## GIVEN INSTRUCTION
Look through the material and tally each line bearing the word "with". Give only the total.

◇ ◇ ◇ ◇ ◇

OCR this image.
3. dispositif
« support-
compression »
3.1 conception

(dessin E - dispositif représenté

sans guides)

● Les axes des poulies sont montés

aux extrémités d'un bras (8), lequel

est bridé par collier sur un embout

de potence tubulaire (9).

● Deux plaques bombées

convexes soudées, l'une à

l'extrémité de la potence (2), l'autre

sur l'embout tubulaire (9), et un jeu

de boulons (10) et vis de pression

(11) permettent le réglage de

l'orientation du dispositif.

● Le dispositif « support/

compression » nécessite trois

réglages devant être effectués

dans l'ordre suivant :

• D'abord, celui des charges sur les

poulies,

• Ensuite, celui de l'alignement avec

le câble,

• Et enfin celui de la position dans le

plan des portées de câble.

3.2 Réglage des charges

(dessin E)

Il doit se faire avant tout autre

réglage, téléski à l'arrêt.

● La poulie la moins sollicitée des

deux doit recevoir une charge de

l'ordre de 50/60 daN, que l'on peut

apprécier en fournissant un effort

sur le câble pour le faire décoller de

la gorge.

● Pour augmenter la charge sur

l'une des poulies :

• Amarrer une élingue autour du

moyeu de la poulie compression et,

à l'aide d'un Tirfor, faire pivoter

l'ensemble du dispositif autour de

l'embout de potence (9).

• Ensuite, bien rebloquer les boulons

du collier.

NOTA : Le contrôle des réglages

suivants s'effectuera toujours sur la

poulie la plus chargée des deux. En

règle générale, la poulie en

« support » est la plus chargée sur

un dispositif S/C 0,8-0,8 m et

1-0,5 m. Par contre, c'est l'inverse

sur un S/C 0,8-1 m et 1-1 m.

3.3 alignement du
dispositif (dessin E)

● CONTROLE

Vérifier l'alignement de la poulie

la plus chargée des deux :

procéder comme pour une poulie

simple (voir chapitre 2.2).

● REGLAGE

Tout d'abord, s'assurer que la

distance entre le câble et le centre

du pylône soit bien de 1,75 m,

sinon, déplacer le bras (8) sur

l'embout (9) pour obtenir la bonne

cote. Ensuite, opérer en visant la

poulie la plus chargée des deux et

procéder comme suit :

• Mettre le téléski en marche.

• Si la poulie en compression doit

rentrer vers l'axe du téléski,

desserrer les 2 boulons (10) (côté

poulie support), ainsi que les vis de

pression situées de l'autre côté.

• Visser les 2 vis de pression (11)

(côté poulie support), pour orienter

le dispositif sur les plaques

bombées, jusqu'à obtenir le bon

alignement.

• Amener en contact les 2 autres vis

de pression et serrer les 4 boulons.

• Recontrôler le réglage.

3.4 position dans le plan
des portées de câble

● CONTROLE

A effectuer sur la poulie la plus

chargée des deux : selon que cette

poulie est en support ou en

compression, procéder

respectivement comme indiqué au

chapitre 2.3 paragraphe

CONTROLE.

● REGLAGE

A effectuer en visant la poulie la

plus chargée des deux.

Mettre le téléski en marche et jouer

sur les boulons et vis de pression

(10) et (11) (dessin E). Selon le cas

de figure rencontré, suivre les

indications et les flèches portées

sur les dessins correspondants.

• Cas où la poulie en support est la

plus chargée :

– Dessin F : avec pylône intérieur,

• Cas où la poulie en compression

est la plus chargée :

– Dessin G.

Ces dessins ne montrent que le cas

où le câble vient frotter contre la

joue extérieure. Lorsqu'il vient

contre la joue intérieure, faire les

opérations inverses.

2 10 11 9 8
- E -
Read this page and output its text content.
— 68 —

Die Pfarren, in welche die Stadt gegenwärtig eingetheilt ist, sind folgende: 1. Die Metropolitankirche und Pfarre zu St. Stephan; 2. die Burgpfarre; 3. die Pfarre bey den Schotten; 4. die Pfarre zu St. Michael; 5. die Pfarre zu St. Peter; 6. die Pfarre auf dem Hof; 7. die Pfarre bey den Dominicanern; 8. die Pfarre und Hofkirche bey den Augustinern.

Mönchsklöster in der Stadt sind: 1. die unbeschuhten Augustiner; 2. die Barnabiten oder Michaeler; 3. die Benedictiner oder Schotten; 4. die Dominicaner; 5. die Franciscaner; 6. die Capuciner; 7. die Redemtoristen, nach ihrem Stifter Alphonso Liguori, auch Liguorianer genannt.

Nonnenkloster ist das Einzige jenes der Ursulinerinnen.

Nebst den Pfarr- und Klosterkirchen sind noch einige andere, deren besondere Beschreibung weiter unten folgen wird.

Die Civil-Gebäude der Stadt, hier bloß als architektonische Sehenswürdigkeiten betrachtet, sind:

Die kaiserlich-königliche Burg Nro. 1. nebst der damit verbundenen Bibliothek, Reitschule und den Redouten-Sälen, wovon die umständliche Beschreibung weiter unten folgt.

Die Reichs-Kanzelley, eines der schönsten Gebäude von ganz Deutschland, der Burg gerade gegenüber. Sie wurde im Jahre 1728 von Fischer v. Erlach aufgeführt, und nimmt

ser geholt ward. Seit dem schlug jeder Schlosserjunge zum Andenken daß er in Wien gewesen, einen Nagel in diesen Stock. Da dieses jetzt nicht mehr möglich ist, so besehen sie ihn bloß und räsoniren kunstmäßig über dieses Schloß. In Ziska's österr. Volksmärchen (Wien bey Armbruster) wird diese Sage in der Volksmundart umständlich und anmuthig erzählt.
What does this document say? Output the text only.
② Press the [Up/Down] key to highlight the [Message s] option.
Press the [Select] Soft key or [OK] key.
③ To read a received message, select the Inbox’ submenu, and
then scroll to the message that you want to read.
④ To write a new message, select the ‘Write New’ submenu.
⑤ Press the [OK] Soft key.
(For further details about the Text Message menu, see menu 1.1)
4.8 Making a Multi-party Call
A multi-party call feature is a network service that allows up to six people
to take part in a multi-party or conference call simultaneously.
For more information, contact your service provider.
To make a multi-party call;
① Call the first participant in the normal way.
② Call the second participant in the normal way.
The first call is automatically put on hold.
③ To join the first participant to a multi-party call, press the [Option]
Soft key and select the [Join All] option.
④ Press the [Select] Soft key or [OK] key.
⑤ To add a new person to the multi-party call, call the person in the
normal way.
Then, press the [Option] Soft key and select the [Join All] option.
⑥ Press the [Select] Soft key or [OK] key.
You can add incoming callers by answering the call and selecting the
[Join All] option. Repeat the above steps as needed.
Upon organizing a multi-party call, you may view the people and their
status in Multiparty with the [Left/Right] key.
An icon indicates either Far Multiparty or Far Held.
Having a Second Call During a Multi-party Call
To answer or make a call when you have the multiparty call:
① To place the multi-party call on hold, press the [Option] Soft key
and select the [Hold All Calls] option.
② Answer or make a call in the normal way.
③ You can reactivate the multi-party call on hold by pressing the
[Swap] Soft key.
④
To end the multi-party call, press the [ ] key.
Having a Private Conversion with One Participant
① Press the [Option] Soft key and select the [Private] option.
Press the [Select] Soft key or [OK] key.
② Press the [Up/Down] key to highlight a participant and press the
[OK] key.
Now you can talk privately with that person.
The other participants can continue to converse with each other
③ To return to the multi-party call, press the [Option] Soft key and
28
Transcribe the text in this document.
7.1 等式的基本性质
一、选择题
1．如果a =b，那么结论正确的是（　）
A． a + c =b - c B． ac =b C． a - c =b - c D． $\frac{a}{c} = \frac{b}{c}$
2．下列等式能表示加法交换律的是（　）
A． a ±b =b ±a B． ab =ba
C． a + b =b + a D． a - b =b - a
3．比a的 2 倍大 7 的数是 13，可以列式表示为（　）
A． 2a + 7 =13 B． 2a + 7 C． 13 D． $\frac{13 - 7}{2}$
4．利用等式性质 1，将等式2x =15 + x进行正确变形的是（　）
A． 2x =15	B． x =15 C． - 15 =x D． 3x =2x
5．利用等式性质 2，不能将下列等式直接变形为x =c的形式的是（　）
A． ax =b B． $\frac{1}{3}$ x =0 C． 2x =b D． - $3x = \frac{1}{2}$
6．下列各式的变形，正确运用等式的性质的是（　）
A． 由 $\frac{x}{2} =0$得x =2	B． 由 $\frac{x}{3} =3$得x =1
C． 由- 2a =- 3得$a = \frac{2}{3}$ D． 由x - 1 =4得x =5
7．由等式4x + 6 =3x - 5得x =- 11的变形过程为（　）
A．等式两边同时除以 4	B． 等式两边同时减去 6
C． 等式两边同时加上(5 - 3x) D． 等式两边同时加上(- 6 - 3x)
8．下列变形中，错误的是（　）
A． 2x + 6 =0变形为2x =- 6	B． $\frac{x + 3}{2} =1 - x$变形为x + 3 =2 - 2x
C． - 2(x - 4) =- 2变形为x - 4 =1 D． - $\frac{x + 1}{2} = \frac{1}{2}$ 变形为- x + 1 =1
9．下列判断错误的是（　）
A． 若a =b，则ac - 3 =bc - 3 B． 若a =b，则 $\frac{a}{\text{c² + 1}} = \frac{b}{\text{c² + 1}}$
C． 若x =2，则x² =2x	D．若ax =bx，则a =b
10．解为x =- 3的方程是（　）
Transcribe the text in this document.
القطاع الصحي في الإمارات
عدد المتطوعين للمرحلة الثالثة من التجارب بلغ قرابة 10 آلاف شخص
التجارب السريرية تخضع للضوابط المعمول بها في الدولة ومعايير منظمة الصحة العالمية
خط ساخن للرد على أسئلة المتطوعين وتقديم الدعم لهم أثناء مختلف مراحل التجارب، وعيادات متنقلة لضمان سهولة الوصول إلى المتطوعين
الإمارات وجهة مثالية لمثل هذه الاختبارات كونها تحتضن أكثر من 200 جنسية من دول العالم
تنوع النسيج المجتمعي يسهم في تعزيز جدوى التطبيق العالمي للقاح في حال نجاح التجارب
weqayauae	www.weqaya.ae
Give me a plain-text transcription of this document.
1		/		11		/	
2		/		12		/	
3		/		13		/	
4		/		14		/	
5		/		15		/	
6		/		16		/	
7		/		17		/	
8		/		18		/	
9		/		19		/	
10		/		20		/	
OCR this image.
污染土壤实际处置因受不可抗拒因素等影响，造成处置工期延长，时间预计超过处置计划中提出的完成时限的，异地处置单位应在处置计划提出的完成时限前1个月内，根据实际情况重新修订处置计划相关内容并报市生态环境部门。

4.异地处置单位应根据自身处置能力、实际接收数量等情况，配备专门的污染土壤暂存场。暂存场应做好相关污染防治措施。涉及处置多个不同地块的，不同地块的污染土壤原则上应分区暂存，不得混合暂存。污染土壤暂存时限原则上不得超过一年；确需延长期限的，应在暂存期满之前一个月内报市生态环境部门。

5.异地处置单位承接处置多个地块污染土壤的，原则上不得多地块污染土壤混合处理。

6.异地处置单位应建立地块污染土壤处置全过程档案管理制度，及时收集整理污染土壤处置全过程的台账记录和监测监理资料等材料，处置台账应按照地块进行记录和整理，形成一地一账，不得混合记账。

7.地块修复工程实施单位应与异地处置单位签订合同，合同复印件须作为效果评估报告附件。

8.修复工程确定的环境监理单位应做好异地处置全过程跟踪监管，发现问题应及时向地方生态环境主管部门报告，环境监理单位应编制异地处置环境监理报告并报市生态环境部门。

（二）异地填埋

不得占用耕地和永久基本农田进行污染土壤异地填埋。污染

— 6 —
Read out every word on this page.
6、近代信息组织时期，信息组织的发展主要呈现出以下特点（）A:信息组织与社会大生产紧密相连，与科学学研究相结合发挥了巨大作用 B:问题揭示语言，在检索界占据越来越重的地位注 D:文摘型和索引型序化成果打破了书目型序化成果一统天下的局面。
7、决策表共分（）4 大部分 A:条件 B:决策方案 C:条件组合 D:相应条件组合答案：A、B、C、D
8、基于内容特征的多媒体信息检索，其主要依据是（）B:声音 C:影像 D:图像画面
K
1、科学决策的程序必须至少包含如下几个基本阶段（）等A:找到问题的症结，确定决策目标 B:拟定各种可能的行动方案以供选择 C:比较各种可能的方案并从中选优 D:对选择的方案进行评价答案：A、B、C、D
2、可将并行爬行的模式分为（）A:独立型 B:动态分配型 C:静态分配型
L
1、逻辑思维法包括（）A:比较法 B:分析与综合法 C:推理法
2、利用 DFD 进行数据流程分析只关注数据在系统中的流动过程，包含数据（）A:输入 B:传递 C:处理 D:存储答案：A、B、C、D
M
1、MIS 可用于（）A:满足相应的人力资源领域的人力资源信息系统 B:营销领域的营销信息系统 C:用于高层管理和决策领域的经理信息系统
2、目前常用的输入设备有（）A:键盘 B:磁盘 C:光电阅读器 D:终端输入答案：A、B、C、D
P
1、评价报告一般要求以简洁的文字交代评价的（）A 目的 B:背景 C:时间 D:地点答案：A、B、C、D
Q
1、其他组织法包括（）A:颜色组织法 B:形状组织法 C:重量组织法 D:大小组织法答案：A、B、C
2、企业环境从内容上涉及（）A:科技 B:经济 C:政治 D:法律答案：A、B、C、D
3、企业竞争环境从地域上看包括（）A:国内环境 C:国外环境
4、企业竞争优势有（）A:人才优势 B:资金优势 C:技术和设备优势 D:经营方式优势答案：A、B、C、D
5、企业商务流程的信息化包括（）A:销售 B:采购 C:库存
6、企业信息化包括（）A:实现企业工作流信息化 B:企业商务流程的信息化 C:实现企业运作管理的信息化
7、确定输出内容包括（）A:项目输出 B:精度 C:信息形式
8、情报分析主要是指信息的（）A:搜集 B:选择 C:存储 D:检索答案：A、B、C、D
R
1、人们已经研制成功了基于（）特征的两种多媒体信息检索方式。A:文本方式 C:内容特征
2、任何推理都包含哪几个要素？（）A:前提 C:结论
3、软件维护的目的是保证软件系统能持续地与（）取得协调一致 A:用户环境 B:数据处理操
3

◇ ◇ ◇ ◇ ◇

## EXERCISE RESULT
4